• Your instructions:
Each entry must be given again exactly; images do not belong in the copy.

• Records supplied:
┏━━

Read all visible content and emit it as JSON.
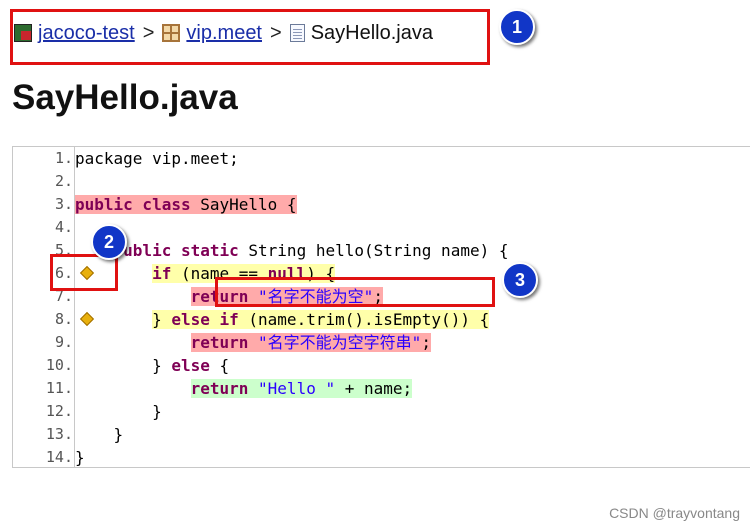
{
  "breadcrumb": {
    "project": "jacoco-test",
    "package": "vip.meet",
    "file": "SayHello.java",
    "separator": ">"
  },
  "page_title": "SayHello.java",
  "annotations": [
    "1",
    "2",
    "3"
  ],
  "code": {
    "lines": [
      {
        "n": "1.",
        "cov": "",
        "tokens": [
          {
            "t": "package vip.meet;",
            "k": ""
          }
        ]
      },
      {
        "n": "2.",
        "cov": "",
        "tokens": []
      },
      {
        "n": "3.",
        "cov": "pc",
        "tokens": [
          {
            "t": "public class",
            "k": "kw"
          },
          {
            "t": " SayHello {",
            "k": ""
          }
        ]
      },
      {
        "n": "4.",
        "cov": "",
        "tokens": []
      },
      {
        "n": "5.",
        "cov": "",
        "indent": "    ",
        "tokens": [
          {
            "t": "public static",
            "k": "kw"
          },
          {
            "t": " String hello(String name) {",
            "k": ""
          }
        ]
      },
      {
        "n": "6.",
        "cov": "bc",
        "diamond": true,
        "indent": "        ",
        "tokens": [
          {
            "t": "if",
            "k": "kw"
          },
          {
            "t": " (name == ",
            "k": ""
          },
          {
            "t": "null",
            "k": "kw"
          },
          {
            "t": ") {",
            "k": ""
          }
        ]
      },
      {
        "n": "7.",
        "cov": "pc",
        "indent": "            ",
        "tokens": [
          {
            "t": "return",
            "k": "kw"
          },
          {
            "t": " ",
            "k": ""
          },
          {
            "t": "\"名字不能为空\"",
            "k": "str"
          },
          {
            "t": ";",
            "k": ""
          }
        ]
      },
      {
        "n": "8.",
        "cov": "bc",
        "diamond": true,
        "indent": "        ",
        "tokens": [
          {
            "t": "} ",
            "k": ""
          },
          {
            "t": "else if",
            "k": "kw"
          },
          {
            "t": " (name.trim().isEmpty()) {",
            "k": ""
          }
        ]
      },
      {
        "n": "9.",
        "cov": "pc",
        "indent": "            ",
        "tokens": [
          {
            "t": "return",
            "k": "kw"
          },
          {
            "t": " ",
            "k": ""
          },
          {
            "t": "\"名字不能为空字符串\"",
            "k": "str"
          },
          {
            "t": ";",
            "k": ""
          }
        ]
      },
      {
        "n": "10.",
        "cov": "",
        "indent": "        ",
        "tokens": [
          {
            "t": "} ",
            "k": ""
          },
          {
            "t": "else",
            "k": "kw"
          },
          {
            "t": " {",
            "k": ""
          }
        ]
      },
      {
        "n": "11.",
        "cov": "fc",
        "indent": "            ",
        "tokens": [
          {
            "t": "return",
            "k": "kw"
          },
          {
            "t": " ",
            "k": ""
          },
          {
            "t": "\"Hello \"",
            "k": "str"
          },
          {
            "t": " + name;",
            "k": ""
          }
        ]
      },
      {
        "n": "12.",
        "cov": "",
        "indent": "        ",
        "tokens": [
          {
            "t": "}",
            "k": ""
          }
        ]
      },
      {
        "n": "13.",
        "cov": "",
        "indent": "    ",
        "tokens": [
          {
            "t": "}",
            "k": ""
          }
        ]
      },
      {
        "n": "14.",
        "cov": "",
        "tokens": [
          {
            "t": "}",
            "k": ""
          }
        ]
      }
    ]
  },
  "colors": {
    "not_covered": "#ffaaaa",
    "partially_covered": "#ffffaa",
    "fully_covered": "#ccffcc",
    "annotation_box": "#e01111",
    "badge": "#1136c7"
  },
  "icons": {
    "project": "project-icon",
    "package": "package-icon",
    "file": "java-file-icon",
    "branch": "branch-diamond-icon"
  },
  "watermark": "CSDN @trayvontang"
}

┗━━

• Response below:
Read all visible content and emit it as JSON.
{
  "breadcrumb": {
    "project": "jacoco-test",
    "package": "vip.meet",
    "file": "SayHello.java",
    "separator": ">"
  },
  "page_title": "SayHello.java",
  "annotations": [
    "1",
    "2",
    "3"
  ],
  "code": {
    "lines": [
      {
        "n": "1.",
        "cov": "",
        "tokens": [
          {
            "t": "package vip.meet;",
            "k": ""
          }
        ]
      },
      {
        "n": "2.",
        "cov": "",
        "tokens": []
      },
      {
        "n": "3.",
        "cov": "pc",
        "tokens": [
          {
            "t": "public class",
            "k": "kw"
          },
          {
            "t": " SayHello {",
            "k": ""
          }
        ]
      },
      {
        "n": "4.",
        "cov": "",
        "tokens": []
      },
      {
        "n": "5.",
        "cov": "",
        "indent": "    ",
        "tokens": [
          {
            "t": "public static",
            "k": "kw"
          },
          {
            "t": " String hello(String name) {",
            "k": ""
          }
        ]
      },
      {
        "n": "6.",
        "cov": "bc",
        "diamond": true,
        "indent": "        ",
        "tokens": [
          {
            "t": "if",
            "k": "kw"
          },
          {
            "t": " (name == ",
            "k": ""
          },
          {
            "t": "null",
            "k": "kw"
          },
          {
            "t": ") {",
            "k": ""
          }
        ]
      },
      {
        "n": "7.",
        "cov": "pc",
        "indent": "            ",
        "tokens": [
          {
            "t": "return",
            "k": "kw"
          },
          {
            "t": " ",
            "k": ""
          },
          {
            "t": "\"名字不能为空\"",
            "k": "str"
          },
          {
            "t": ";",
            "k": ""
          }
        ]
      },
      {
        "n": "8.",
        "cov": "bc",
        "diamond": true,
        "indent": "        ",
        "tokens": [
          {
            "t": "} ",
            "k": ""
          },
          {
            "t": "else if",
            "k": "kw"
          },
          {
            "t": " (name.trim().isEmpty()) {",
            "k": ""
          }
        ]
      },
      {
        "n": "9.",
        "cov": "pc",
        "indent": "            ",
        "tokens": [
          {
            "t": "return",
            "k": "kw"
          },
          {
            "t": " ",
            "k": ""
          },
          {
            "t": "\"名字不能为空字符串\"",
            "k": "str"
          },
          {
            "t": ";",
            "k": ""
          }
        ]
      },
      {
        "n": "10.",
        "cov": "",
        "indent": "        ",
        "tokens": [
          {
            "t": "} ",
            "k": ""
          },
          {
            "t": "else",
            "k": "kw"
          },
          {
            "t": " {",
            "k": ""
          }
        ]
      },
      {
        "n": "11.",
        "cov": "fc",
        "indent": "            ",
        "tokens": [
          {
            "t": "return",
            "k": "kw"
          },
          {
            "t": " ",
            "k": ""
          },
          {
            "t": "\"Hello \"",
            "k": "str"
          },
          {
            "t": " + name;",
            "k": ""
          }
        ]
      },
      {
        "n": "12.",
        "cov": "",
        "indent": "        ",
        "tokens": [
          {
            "t": "}",
            "k": ""
          }
        ]
      },
      {
        "n": "13.",
        "cov": "",
        "indent": "    ",
        "tokens": [
          {
            "t": "}",
            "k": ""
          }
        ]
      },
      {
        "n": "14.",
        "cov": "",
        "tokens": [
          {
            "t": "}",
            "k": ""
          }
        ]
      }
    ]
  },
  "colors": {
    "not_covered": "#ffaaaa",
    "partially_covered": "#ffffaa",
    "fully_covered": "#ccffcc",
    "annotation_box": "#e01111",
    "badge": "#1136c7"
  },
  "icons": {
    "project": "project-icon",
    "package": "package-icon",
    "file": "java-file-icon",
    "branch": "branch-diamond-icon"
  },
  "watermark": "CSDN @trayvontang"
}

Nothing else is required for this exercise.